- Data:
━━━━━━━━━━━━━━━━━━━━

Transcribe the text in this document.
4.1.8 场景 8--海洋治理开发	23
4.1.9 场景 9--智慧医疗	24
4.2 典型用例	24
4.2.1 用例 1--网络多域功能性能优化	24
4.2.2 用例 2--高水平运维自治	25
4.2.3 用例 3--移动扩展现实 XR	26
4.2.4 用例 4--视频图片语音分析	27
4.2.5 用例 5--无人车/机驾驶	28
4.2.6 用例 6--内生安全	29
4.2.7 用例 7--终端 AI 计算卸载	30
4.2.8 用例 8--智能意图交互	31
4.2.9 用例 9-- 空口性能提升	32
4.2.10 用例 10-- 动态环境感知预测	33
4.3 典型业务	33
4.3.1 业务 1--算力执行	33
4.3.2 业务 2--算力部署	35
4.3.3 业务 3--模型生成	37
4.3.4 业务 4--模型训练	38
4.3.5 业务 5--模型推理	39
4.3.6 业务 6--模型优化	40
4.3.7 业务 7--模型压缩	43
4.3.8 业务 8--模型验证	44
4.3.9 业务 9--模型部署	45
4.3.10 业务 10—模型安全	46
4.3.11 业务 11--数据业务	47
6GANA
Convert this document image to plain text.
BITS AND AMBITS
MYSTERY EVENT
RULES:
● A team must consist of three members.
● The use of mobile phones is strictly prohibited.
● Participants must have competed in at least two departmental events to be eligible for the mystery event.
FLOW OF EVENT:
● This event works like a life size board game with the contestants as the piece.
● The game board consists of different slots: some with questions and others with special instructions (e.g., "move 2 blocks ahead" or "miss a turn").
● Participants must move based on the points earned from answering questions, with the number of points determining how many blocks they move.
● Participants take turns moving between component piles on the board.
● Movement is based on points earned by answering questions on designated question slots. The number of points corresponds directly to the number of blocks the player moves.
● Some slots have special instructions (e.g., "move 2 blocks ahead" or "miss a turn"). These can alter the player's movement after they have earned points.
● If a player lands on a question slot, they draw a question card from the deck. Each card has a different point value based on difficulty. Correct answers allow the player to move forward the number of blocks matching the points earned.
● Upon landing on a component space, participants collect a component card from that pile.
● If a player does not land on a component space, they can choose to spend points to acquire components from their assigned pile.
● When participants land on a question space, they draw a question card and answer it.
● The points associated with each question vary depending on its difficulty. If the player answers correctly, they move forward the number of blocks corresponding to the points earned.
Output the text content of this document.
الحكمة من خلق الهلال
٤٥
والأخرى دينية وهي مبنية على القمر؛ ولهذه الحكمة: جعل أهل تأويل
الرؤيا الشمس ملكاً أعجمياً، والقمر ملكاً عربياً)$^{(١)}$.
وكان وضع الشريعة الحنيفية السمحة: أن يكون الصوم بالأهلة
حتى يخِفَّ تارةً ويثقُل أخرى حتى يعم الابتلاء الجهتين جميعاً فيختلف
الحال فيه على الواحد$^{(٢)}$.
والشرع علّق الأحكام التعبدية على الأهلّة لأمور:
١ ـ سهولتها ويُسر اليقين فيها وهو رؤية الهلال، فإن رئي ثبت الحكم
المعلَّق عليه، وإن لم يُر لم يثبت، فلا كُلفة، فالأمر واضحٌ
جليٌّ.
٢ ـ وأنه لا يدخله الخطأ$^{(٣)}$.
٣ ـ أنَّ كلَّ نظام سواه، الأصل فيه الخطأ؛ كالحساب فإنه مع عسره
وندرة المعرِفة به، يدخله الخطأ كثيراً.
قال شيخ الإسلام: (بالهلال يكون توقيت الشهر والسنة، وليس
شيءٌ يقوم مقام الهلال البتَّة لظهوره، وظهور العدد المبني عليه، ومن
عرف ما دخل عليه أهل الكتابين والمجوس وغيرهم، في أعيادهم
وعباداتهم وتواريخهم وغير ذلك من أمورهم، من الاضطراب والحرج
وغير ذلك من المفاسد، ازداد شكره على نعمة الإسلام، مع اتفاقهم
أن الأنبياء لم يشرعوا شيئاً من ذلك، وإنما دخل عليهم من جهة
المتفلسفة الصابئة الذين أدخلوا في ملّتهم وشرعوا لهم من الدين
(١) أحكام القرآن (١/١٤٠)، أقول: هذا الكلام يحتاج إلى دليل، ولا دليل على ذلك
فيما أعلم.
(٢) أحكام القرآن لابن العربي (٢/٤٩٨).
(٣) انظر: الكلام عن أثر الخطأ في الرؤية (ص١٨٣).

━━━━━━━━━━━━━━━━━━━━

- Objective:
Set down the entries verbatim, leaving none out.

- The reply:
Transcribe the text in this document.
4.1.8 场景 8--海洋治理开发	23
4.1.9 场景 9--智慧医疗	24
4.2 典型用例	24
4.2.1 用例 1--网络多域功能性能优化	24
4.2.2 用例 2--高水平运维自治	25
4.2.3 用例 3--移动扩展现实 XR	26
4.2.4 用例 4--视频图片语音分析	27
4.2.5 用例 5--无人车/机驾驶	28
4.2.6 用例 6--内生安全	29
4.2.7 用例 7--终端 AI 计算卸载	30
4.2.8 用例 8--智能意图交互	31
4.2.9 用例 9-- 空口性能提升	32
4.2.10 用例 10-- 动态环境感知预测	33
4.3 典型业务	33
4.3.1 业务 1--算力执行	33
4.3.2 业务 2--算力部署	35
4.3.3 业务 3--模型生成	37
4.3.4 业务 4--模型训练	38
4.3.5 业务 5--模型推理	39
4.3.6 业务 6--模型优化	40
4.3.7 业务 7--模型压缩	43
4.3.8 业务 8--模型验证	44
4.3.9 业务 9--模型部署	45
4.3.10 业务 10—模型安全	46
4.3.11 业务 11--数据业务	47
6GANA
Convert this document image to plain text.
BITS AND AMBITS
MYSTERY EVENT
RULES:
● A team must consist of three members.
● The use of mobile phones is strictly prohibited.
● Participants must have competed in at least two departmental events to be eligible for the mystery event.
FLOW OF EVENT:
● This event works like a life size board game with the contestants as the piece.
● The game board consists of different slots: some with questions and others with special instructions (e.g., "move 2 blocks ahead" or "miss a turn").
● Participants must move based on the points earned from answering questions, with the number of points determining how many blocks they move.
● Participants take turns moving between component piles on the board.
● Movement is based on points earned by answering questions on designated question slots. The number of points corresponds directly to the number of blocks the player moves.
● Some slots have special instructions (e.g., "move 2 blocks ahead" or "miss a turn"). These can alter the player's movement after they have earned points.
● If a player lands on a question slot, they draw a question card from the deck. Each card has a different point value based on difficulty. Correct answers allow the player to move forward the number of blocks matching the points earned.
● Upon landing on a component space, participants collect a component card from that pile.
● If a player does not land on a component space, they can choose to spend points to acquire components from their assigned pile.
● When participants land on a question space, they draw a question card and answer it.
● The points associated with each question vary depending on its difficulty. If the player answers correctly, they move forward the number of blocks corresponding to the points earned.
Output the text content of this document.
الحكمة من خلق الهلال
٤٥
والأخرى دينية وهي مبنية على القمر؛ ولهذه الحكمة: جعل أهل تأويل
الرؤيا الشمس ملكاً أعجمياً، والقمر ملكاً عربياً)$^{(١)}$.
وكان وضع الشريعة الحنيفية السمحة: أن يكون الصوم بالأهلة
حتى يخِفَّ تارةً ويثقُل أخرى حتى يعم الابتلاء الجهتين جميعاً فيختلف
الحال فيه على الواحد$^{(٢)}$.
والشرع علّق الأحكام التعبدية على الأهلّة لأمور:
١ ـ سهولتها ويُسر اليقين فيها وهو رؤية الهلال، فإن رئي ثبت الحكم
المعلَّق عليه، وإن لم يُر لم يثبت، فلا كُلفة، فالأمر واضحٌ
جليٌّ.
٢ ـ وأنه لا يدخله الخطأ$^{(٣)}$.
٣ ـ أنَّ كلَّ نظام سواه، الأصل فيه الخطأ؛ كالحساب فإنه مع عسره
وندرة المعرِفة به، يدخله الخطأ كثيراً.
قال شيخ الإسلام: (بالهلال يكون توقيت الشهر والسنة، وليس
شيءٌ يقوم مقام الهلال البتَّة لظهوره، وظهور العدد المبني عليه، ومن
عرف ما دخل عليه أهل الكتابين والمجوس وغيرهم، في أعيادهم
وعباداتهم وتواريخهم وغير ذلك من أمورهم، من الاضطراب والحرج
وغير ذلك من المفاسد، ازداد شكره على نعمة الإسلام، مع اتفاقهم
أن الأنبياء لم يشرعوا شيئاً من ذلك، وإنما دخل عليهم من جهة
المتفلسفة الصابئة الذين أدخلوا في ملّتهم وشرعوا لهم من الدين
(١) أحكام القرآن (١/١٤٠)، أقول: هذا الكلام يحتاج إلى دليل، ولا دليل على ذلك
فيما أعلم.
(٢) أحكام القرآن لابن العربي (٢/٤٩٨).
(٣) انظر: الكلام عن أثر الخطأ في الرؤية (ص١٨٣).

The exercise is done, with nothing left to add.